Листинги с координатами рамок
⁂

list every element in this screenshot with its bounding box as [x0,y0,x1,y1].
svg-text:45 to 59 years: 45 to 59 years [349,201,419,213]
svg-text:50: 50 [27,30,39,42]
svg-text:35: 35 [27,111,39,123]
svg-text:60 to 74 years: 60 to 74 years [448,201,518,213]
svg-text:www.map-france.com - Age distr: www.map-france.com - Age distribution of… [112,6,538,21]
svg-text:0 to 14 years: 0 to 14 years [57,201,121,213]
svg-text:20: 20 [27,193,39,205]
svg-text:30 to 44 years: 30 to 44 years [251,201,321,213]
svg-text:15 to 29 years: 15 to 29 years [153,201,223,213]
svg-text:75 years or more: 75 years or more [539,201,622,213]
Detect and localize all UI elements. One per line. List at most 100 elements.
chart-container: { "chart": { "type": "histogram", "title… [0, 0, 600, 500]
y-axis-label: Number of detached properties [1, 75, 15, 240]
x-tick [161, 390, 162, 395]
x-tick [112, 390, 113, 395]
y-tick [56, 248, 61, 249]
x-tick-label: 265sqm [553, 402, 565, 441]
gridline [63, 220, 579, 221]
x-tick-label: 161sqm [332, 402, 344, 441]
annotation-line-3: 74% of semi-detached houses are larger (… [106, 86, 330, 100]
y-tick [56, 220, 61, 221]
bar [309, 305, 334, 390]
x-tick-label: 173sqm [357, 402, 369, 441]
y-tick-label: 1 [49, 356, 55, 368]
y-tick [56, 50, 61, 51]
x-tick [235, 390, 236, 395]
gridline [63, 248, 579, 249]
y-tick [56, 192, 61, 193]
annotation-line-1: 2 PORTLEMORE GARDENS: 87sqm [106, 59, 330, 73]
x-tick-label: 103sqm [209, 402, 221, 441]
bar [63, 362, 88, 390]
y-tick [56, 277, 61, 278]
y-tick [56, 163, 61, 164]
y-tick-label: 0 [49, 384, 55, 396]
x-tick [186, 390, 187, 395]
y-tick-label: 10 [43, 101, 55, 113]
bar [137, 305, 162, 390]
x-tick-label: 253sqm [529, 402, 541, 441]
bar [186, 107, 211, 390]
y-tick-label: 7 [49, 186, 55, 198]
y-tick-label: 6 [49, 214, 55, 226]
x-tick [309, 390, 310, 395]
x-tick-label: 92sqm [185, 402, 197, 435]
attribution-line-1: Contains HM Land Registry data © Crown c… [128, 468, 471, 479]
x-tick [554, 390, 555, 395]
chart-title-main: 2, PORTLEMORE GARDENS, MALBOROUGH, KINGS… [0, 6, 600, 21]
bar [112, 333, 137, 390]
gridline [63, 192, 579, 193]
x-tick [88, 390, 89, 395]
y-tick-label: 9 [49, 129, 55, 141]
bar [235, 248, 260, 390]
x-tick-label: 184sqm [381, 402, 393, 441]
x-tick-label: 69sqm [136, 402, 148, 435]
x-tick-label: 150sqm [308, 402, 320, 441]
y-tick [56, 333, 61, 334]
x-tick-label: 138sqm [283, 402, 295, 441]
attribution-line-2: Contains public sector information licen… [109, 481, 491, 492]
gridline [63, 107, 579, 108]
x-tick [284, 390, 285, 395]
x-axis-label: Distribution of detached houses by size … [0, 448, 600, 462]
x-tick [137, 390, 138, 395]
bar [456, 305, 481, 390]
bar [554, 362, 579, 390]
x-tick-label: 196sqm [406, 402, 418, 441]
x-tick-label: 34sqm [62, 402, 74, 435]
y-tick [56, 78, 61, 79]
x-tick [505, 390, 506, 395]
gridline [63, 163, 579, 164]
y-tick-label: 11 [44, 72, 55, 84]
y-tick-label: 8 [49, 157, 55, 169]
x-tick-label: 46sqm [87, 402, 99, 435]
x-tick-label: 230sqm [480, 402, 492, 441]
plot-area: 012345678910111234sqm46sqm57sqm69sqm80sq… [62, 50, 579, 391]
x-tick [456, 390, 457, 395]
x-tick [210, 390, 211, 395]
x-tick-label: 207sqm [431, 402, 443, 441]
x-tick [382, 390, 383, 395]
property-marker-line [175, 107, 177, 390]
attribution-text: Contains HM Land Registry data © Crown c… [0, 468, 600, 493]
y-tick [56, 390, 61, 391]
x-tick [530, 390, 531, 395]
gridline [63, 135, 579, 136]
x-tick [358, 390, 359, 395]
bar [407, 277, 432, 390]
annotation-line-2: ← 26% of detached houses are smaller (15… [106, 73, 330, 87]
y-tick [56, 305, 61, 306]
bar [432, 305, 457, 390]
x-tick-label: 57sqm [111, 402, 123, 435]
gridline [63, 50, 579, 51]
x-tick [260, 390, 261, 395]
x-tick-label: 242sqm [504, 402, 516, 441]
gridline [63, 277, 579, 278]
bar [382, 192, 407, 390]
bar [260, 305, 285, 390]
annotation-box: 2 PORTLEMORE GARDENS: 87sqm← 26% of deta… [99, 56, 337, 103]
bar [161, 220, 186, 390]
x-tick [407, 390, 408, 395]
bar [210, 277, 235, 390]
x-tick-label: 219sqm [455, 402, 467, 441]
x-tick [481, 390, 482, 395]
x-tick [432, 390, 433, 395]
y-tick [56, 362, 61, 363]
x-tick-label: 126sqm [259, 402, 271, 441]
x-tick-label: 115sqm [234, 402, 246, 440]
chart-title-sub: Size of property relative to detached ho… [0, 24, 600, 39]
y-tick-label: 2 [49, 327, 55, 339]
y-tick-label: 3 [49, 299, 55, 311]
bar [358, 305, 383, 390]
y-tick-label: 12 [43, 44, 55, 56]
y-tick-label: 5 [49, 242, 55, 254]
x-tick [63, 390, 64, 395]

⁂

УСЛОВИЕ ЗАДАНИЯ ▸
Выведите все строки приведенного выше листинга в точности так, как они даны, ничего не меняя.

ВЫПОЛНЕННОЕ ЗАДАНИЕ ▸
list every element in this screenshot with its bounding box as [x0,y0,x1,y1].
svg-text:45 to 59 years: 45 to 59 years [349,201,419,213]
svg-text:50: 50 [27,30,39,42]
svg-text:35: 35 [27,111,39,123]
svg-text:60 to 74 years: 60 to 74 years [448,201,518,213]
svg-text:www.map-france.com - Age distr: www.map-france.com - Age distribution of… [112,6,538,21]
svg-text:0 to 14 years: 0 to 14 years [57,201,121,213]
svg-text:20: 20 [27,193,39,205]
svg-text:30 to 44 years: 30 to 44 years [251,201,321,213]
svg-text:15 to 29 years: 15 to 29 years [153,201,223,213]
svg-text:75 years or more: 75 years or more [539,201,622,213]
Detect and localize all UI elements. One per line. List at most 100 elements.
chart-container: { "chart": { "type": "histogram", "title… [0, 0, 600, 500]
y-axis-label: Number of detached properties [1, 75, 15, 240]
x-tick [161, 390, 162, 395]
x-tick [112, 390, 113, 395]
y-tick [56, 248, 61, 249]
x-tick-label: 265sqm [553, 402, 565, 441]
gridline [63, 220, 579, 221]
x-tick-label: 161sqm [332, 402, 344, 441]
annotation-line-3: 74% of semi-detached houses are larger (… [106, 86, 330, 100]
y-tick [56, 220, 61, 221]
bar [309, 305, 334, 390]
x-tick-label: 173sqm [357, 402, 369, 441]
y-tick-label: 1 [49, 356, 55, 368]
y-tick [56, 50, 61, 51]
x-tick [235, 390, 236, 395]
gridline [63, 248, 579, 249]
y-tick [56, 192, 61, 193]
annotation-line-1: 2 PORTLEMORE GARDENS: 87sqm [106, 59, 330, 73]
x-tick-label: 103sqm [209, 402, 221, 441]
bar [63, 362, 88, 390]
y-tick [56, 277, 61, 278]
y-tick [56, 163, 61, 164]
y-tick-label: 0 [49, 384, 55, 396]
x-tick [186, 390, 187, 395]
y-tick-label: 10 [43, 101, 55, 113]
bar [137, 305, 162, 390]
x-tick-label: 253sqm [529, 402, 541, 441]
bar [186, 107, 211, 390]
y-tick-label: 7 [49, 186, 55, 198]
y-tick-label: 6 [49, 214, 55, 226]
x-tick [309, 390, 310, 395]
x-tick-label: 92sqm [185, 402, 197, 435]
attribution-line-1: Contains HM Land Registry data © Crown c… [128, 468, 471, 479]
x-tick [554, 390, 555, 395]
chart-title-main: 2, PORTLEMORE GARDENS, MALBOROUGH, KINGS… [0, 6, 600, 21]
bar [112, 333, 137, 390]
gridline [63, 192, 579, 193]
x-tick [88, 390, 89, 395]
y-tick-label: 9 [49, 129, 55, 141]
bar [235, 248, 260, 390]
x-tick-label: 184sqm [381, 402, 393, 441]
x-tick-label: 69sqm [136, 402, 148, 435]
x-tick-label: 150sqm [308, 402, 320, 441]
y-tick [56, 333, 61, 334]
x-tick-label: 138sqm [283, 402, 295, 441]
attribution-line-2: Contains public sector information licen… [109, 481, 491, 492]
gridline [63, 107, 579, 108]
x-tick [284, 390, 285, 395]
x-axis-label: Distribution of detached houses by size … [0, 448, 600, 462]
x-tick [137, 390, 138, 395]
bar [456, 305, 481, 390]
bar [554, 362, 579, 390]
x-tick-label: 196sqm [406, 402, 418, 441]
x-tick-label: 34sqm [62, 402, 74, 435]
y-tick [56, 78, 61, 79]
x-tick [505, 390, 506, 395]
gridline [63, 163, 579, 164]
y-tick-label: 11 [44, 72, 55, 84]
y-tick-label: 8 [49, 157, 55, 169]
x-tick-label: 46sqm [87, 402, 99, 435]
x-tick-label: 230sqm [480, 402, 492, 441]
plot-area: 012345678910111234sqm46sqm57sqm69sqm80sq… [62, 50, 579, 391]
x-tick [456, 390, 457, 395]
x-tick [210, 390, 211, 395]
x-tick-label: 207sqm [431, 402, 443, 441]
x-tick [382, 390, 383, 395]
property-marker-line [175, 107, 177, 390]
attribution-text: Contains HM Land Registry data © Crown c… [0, 468, 600, 493]
y-tick [56, 390, 61, 391]
x-tick [530, 390, 531, 395]
gridline [63, 135, 579, 136]
x-tick [358, 390, 359, 395]
bar [407, 277, 432, 390]
annotation-line-2: ← 26% of detached houses are smaller (15… [106, 73, 330, 87]
y-tick [56, 305, 61, 306]
bar [432, 305, 457, 390]
x-tick-label: 57sqm [111, 402, 123, 435]
gridline [63, 50, 579, 51]
x-tick [260, 390, 261, 395]
x-tick-label: 242sqm [504, 402, 516, 441]
gridline [63, 277, 579, 278]
bar [382, 192, 407, 390]
bar [260, 305, 285, 390]
annotation-box: 2 PORTLEMORE GARDENS: 87sqm← 26% of deta… [99, 56, 337, 103]
bar [161, 220, 186, 390]
x-tick [407, 390, 408, 395]
bar [210, 277, 235, 390]
x-tick-label: 219sqm [455, 402, 467, 441]
x-tick [481, 390, 482, 395]
x-tick [432, 390, 433, 395]
y-tick [56, 362, 61, 363]
x-tick-label: 126sqm [259, 402, 271, 441]
x-tick-label: 115sqm [234, 402, 246, 440]
chart-title-sub: Size of property relative to detached ho… [0, 24, 600, 39]
y-tick-label: 2 [49, 327, 55, 339]
y-tick-label: 3 [49, 299, 55, 311]
bar [358, 305, 383, 390]
y-tick-label: 12 [43, 44, 55, 56]
y-tick-label: 5 [49, 242, 55, 254]
x-tick [63, 390, 64, 395]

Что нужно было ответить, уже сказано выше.